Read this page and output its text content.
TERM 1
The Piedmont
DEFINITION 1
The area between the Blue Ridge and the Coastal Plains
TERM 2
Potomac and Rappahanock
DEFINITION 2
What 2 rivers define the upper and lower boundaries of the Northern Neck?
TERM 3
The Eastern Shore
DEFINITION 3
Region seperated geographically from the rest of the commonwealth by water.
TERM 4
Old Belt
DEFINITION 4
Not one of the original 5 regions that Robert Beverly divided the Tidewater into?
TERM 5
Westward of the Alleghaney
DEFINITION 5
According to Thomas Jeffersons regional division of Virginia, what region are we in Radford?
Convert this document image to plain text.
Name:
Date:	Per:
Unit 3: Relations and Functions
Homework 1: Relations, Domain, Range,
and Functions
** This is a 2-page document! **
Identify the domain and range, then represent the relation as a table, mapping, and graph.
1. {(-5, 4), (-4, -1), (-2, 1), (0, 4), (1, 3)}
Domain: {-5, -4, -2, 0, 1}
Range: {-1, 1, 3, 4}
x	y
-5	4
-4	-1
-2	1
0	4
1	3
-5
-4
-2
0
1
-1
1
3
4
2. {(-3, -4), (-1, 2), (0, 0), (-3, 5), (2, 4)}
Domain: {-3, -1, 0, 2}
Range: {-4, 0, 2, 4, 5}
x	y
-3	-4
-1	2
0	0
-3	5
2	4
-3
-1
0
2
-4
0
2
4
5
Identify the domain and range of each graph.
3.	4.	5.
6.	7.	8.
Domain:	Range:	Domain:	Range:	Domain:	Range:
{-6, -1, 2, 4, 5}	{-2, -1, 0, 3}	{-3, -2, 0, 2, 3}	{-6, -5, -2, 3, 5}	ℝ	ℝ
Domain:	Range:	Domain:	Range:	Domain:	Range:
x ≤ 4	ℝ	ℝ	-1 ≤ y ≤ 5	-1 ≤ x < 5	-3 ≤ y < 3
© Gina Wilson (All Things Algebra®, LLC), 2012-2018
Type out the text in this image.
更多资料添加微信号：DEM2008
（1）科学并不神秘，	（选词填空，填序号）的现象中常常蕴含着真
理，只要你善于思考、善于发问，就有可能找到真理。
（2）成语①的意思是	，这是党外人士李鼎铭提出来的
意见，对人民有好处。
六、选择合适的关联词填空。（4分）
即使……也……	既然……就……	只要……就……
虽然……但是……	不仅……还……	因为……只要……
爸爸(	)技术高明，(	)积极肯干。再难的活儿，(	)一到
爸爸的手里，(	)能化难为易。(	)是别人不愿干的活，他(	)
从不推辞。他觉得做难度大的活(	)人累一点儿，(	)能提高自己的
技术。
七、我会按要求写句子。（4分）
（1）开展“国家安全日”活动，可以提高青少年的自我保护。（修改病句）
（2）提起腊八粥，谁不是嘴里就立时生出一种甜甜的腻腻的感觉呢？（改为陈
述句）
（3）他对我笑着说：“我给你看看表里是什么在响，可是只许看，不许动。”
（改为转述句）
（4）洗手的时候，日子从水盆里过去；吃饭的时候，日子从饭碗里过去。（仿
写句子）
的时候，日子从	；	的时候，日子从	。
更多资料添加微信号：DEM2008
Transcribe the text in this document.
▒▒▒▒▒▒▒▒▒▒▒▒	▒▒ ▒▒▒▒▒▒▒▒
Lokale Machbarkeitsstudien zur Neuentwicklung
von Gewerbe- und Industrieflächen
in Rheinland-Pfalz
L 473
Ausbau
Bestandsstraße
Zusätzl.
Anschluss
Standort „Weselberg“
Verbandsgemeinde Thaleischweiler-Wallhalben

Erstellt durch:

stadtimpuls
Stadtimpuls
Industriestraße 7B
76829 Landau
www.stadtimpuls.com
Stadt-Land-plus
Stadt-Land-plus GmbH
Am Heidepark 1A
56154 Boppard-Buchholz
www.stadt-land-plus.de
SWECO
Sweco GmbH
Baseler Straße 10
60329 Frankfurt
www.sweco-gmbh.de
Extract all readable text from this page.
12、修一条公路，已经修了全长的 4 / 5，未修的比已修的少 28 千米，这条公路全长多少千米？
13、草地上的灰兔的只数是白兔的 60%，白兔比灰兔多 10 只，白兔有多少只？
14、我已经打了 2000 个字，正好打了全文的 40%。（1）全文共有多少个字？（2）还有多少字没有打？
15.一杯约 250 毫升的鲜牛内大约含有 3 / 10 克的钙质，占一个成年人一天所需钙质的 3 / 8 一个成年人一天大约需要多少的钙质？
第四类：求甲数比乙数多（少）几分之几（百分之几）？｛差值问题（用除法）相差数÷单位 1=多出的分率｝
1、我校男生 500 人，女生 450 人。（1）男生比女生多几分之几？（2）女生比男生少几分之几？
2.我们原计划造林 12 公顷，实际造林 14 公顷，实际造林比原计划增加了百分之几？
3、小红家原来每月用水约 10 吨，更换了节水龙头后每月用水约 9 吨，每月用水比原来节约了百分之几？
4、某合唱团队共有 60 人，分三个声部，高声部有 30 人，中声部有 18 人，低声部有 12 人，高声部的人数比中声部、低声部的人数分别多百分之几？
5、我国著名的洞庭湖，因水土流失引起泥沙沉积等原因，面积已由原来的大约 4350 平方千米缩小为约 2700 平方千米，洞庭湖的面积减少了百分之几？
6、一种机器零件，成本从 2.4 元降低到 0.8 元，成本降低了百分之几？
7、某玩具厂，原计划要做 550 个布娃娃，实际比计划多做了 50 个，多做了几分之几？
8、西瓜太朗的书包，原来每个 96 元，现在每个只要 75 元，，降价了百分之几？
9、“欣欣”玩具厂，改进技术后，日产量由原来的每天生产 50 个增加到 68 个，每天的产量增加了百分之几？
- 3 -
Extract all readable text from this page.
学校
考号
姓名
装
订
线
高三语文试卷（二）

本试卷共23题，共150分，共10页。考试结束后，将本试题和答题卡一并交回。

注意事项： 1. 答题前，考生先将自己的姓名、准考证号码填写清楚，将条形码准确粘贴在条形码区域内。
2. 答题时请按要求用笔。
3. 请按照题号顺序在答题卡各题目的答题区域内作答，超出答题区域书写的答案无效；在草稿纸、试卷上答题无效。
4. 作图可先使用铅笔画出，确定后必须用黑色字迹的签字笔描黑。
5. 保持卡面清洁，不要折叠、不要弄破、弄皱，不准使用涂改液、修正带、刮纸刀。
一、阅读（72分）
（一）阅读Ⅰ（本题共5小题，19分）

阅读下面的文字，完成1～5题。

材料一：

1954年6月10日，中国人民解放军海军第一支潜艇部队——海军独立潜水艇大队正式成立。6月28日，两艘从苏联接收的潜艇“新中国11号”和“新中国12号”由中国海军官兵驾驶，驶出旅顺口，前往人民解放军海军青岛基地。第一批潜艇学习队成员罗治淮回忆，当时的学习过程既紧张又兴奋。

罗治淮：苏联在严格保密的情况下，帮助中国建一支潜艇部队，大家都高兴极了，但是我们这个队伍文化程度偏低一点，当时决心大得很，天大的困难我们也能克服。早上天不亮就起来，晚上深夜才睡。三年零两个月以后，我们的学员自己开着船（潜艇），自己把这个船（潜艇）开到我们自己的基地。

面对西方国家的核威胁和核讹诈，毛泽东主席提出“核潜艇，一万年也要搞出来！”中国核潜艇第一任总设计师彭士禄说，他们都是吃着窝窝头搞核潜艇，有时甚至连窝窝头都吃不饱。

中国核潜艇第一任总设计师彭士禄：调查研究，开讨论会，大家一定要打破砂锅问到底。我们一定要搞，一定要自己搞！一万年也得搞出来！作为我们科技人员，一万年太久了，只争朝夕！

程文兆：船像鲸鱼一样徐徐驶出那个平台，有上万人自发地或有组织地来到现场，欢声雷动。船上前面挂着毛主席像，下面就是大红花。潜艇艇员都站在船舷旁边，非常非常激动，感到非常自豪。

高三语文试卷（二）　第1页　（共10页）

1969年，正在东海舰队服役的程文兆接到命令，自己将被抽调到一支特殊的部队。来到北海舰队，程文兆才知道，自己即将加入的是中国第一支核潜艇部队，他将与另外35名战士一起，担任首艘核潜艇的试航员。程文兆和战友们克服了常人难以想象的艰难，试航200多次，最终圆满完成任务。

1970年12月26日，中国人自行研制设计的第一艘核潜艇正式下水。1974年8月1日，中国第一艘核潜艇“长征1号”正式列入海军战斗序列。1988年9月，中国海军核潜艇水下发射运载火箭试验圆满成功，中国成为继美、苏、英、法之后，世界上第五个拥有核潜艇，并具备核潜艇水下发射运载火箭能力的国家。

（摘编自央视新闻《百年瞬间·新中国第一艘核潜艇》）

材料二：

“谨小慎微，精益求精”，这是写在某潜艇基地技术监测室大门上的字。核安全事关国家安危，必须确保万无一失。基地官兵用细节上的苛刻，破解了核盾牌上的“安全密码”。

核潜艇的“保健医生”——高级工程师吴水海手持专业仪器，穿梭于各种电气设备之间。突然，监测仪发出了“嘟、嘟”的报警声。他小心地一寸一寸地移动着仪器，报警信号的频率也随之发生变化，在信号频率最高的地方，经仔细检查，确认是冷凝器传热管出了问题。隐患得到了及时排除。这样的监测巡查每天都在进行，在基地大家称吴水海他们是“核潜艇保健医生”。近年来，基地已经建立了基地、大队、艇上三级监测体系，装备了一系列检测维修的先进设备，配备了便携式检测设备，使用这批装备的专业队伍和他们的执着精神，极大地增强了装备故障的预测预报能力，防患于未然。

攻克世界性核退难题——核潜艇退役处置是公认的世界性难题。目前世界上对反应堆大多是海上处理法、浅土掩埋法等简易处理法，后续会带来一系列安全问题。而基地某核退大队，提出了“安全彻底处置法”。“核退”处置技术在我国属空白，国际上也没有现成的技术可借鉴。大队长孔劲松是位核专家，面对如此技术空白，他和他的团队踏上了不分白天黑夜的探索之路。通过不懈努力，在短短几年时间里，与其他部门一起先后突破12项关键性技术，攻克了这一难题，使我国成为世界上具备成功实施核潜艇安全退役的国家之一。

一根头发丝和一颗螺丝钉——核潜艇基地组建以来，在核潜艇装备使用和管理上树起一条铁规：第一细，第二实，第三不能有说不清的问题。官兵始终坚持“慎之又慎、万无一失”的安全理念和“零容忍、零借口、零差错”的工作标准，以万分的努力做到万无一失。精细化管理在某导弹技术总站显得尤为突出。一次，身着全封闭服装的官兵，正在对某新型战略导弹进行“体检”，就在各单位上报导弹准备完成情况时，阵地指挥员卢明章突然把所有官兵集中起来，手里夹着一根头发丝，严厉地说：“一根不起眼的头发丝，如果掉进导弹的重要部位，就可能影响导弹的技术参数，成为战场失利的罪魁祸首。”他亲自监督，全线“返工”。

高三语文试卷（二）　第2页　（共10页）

|---|

(GIVEN TASK)
Filter the records for lines holding the string "plus". Copy each one.

(ANSWER BELOW)
Stadt-Land-plus
Stadt-Land-plus GmbH
www.stadt-land-plus.de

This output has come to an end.